Go through the records and give each one again exactly.

(Records from a data source)
>>>

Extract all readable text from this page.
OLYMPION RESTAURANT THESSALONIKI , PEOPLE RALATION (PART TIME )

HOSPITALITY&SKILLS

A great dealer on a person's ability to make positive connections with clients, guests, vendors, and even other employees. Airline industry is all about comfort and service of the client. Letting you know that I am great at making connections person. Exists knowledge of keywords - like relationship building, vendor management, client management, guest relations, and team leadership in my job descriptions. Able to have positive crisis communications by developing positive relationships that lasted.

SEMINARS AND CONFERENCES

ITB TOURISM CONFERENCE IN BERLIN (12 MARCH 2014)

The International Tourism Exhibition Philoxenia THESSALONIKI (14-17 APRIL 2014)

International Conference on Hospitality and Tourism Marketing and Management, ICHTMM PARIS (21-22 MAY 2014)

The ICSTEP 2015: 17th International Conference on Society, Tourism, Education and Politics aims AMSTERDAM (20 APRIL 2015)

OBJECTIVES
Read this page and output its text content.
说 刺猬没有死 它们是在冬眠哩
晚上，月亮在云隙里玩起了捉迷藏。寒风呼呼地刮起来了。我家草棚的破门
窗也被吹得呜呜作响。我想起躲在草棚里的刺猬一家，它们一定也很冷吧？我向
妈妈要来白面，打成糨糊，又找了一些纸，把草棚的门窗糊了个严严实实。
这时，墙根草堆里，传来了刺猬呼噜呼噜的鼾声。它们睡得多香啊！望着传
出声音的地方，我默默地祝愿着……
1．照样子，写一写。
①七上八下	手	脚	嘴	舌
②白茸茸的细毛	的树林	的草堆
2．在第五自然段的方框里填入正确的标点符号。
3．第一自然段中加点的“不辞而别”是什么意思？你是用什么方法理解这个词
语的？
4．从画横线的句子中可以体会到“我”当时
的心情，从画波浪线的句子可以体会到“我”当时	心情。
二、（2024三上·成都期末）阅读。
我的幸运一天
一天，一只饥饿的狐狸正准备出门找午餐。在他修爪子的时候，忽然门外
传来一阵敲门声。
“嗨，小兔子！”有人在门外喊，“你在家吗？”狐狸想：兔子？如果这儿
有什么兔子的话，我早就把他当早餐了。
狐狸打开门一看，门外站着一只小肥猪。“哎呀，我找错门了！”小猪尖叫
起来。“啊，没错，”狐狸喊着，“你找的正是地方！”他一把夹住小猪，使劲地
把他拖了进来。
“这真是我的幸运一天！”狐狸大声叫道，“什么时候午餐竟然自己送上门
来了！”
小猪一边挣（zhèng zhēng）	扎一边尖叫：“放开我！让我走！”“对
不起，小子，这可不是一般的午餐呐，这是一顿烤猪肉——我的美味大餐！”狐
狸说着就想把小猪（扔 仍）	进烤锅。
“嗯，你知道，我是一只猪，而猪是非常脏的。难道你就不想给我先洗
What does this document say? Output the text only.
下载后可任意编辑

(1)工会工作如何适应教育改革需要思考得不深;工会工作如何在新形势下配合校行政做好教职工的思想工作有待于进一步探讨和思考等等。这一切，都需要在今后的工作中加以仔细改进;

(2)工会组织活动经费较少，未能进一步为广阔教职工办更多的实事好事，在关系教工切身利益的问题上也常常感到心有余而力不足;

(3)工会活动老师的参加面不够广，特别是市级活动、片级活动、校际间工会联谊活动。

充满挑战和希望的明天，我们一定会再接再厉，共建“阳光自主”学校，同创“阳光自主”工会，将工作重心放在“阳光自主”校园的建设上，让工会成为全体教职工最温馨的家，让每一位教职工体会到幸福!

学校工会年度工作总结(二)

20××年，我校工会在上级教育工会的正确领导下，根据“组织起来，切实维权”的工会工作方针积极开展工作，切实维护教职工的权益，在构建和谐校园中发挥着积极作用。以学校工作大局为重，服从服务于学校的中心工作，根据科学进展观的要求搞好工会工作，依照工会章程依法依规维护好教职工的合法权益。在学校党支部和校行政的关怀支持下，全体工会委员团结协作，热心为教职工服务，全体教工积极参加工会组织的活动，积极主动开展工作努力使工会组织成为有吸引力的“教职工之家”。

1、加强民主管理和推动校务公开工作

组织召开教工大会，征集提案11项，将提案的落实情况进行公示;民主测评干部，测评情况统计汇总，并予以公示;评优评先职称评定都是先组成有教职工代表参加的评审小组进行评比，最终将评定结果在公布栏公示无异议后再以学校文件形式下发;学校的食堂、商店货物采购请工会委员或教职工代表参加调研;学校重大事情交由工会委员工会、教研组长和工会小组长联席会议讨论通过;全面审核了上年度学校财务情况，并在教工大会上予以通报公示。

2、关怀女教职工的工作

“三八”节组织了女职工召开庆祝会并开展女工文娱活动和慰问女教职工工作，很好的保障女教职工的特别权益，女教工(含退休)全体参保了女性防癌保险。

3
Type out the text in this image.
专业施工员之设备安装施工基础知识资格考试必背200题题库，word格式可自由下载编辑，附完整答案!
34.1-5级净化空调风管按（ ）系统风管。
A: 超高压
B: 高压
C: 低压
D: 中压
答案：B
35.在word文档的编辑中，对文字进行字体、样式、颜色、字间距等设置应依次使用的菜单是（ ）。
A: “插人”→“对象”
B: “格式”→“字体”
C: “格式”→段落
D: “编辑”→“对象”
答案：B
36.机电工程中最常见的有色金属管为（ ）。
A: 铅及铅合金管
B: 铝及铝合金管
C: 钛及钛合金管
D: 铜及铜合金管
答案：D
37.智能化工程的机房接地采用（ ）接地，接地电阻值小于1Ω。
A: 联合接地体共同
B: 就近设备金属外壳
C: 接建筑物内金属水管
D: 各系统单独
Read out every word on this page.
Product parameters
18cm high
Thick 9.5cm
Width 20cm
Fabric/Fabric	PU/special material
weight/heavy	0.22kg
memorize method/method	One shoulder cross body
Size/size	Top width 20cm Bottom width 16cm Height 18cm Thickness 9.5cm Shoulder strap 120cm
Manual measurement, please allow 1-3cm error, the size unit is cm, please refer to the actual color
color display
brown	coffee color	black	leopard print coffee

<<<

Result for this exercise:
Extract all readable text from this page.
OLYMPION RESTAURANT THESSALONIKI , PEOPLE RALATION (PART TIME )

HOSPITALITY&SKILLS

A great dealer on a person's ability to make positive connections with clients, guests, vendors, and even other employees. Airline industry is all about comfort and service of the client. Letting you know that I am great at making connections person. Exists knowledge of keywords - like relationship building, vendor management, client management, guest relations, and team leadership in my job descriptions. Able to have positive crisis communications by developing positive relationships that lasted.

SEMINARS AND CONFERENCES

ITB TOURISM CONFERENCE IN BERLIN (12 MARCH 2014)

The International Tourism Exhibition Philoxenia THESSALONIKI (14-17 APRIL 2014)

International Conference on Hospitality and Tourism Marketing and Management, ICHTMM PARIS (21-22 MAY 2014)

The ICSTEP 2015: 17th International Conference on Society, Tourism, Education and Politics aims AMSTERDAM (20 APRIL 2015)

OBJECTIVES
Read this page and output its text content.
说 刺猬没有死 它们是在冬眠哩
晚上，月亮在云隙里玩起了捉迷藏。寒风呼呼地刮起来了。我家草棚的破门
窗也被吹得呜呜作响。我想起躲在草棚里的刺猬一家，它们一定也很冷吧？我向
妈妈要来白面，打成糨糊，又找了一些纸，把草棚的门窗糊了个严严实实。
这时，墙根草堆里，传来了刺猬呼噜呼噜的鼾声。它们睡得多香啊！望着传
出声音的地方，我默默地祝愿着……
1．照样子，写一写。
①七上八下	手	脚	嘴	舌
②白茸茸的细毛	的树林	的草堆
2．在第五自然段的方框里填入正确的标点符号。
3．第一自然段中加点的“不辞而别”是什么意思？你是用什么方法理解这个词
语的？
4．从画横线的句子中可以体会到“我”当时
的心情，从画波浪线的句子可以体会到“我”当时	心情。
二、（2024三上·成都期末）阅读。
我的幸运一天
一天，一只饥饿的狐狸正准备出门找午餐。在他修爪子的时候，忽然门外
传来一阵敲门声。
“嗨，小兔子！”有人在门外喊，“你在家吗？”狐狸想：兔子？如果这儿
有什么兔子的话，我早就把他当早餐了。
狐狸打开门一看，门外站着一只小肥猪。“哎呀，我找错门了！”小猪尖叫
起来。“啊，没错，”狐狸喊着，“你找的正是地方！”他一把夹住小猪，使劲地
把他拖了进来。
“这真是我的幸运一天！”狐狸大声叫道，“什么时候午餐竟然自己送上门
来了！”
小猪一边挣（zhèng zhēng）	扎一边尖叫：“放开我！让我走！”“对
不起，小子，这可不是一般的午餐呐，这是一顿烤猪肉——我的美味大餐！”狐
狸说着就想把小猪（扔 仍）	进烤锅。
“嗯，你知道，我是一只猪，而猪是非常脏的。难道你就不想给我先洗
What does this document say? Output the text only.
下载后可任意编辑

(1)工会工作如何适应教育改革需要思考得不深;工会工作如何在新形势下配合校行政做好教职工的思想工作有待于进一步探讨和思考等等。这一切，都需要在今后的工作中加以仔细改进;

(2)工会组织活动经费较少，未能进一步为广阔教职工办更多的实事好事，在关系教工切身利益的问题上也常常感到心有余而力不足;

(3)工会活动老师的参加面不够广，特别是市级活动、片级活动、校际间工会联谊活动。

充满挑战和希望的明天，我们一定会再接再厉，共建“阳光自主”学校，同创“阳光自主”工会，将工作重心放在“阳光自主”校园的建设上，让工会成为全体教职工最温馨的家，让每一位教职工体会到幸福!

学校工会年度工作总结(二)

20××年，我校工会在上级教育工会的正确领导下，根据“组织起来，切实维权”的工会工作方针积极开展工作，切实维护教职工的权益，在构建和谐校园中发挥着积极作用。以学校工作大局为重，服从服务于学校的中心工作，根据科学进展观的要求搞好工会工作，依照工会章程依法依规维护好教职工的合法权益。在学校党支部和校行政的关怀支持下，全体工会委员团结协作，热心为教职工服务，全体教工积极参加工会组织的活动，积极主动开展工作努力使工会组织成为有吸引力的“教职工之家”。

1、加强民主管理和推动校务公开工作

组织召开教工大会，征集提案11项，将提案的落实情况进行公示;民主测评干部，测评情况统计汇总，并予以公示;评优评先职称评定都是先组成有教职工代表参加的评审小组进行评比，最终将评定结果在公布栏公示无异议后再以学校文件形式下发;学校的食堂、商店货物采购请工会委员或教职工代表参加调研;学校重大事情交由工会委员工会、教研组长和工会小组长联席会议讨论通过;全面审核了上年度学校财务情况，并在教工大会上予以通报公示。

2、关怀女教职工的工作

“三八”节组织了女职工召开庆祝会并开展女工文娱活动和慰问女教职工工作，很好的保障女教职工的特别权益，女教工(含退休)全体参保了女性防癌保险。

3
Type out the text in this image.
专业施工员之设备安装施工基础知识资格考试必背200题题库，word格式可自由下载编辑，附完整答案!
34.1-5级净化空调风管按（ ）系统风管。
A: 超高压
B: 高压
C: 低压
D: 中压
答案：B
35.在word文档的编辑中，对文字进行字体、样式、颜色、字间距等设置应依次使用的菜单是（ ）。
A: “插人”→“对象”
B: “格式”→“字体”
C: “格式”→段落
D: “编辑”→“对象”
答案：B
36.机电工程中最常见的有色金属管为（ ）。
A: 铅及铅合金管
B: 铝及铝合金管
C: 钛及钛合金管
D: 铜及铜合金管
答案：D
37.智能化工程的机房接地采用（ ）接地，接地电阻值小于1Ω。
A: 联合接地体共同
B: 就近设备金属外壳
C: 接建筑物内金属水管
D: 各系统单独
Read out every word on this page.
Product parameters
18cm high
Thick 9.5cm
Width 20cm
Fabric/Fabric	PU/special material
weight/heavy	0.22kg
memorize method/method	One shoulder cross body
Size/size	Top width 20cm Bottom width 16cm Height 18cm Thickness 9.5cm Shoulder strap 120cm
Manual measurement, please allow 1-3cm error, the size unit is cm, please refer to the actual color
color display
brown	coffee color	black	leopard print coffee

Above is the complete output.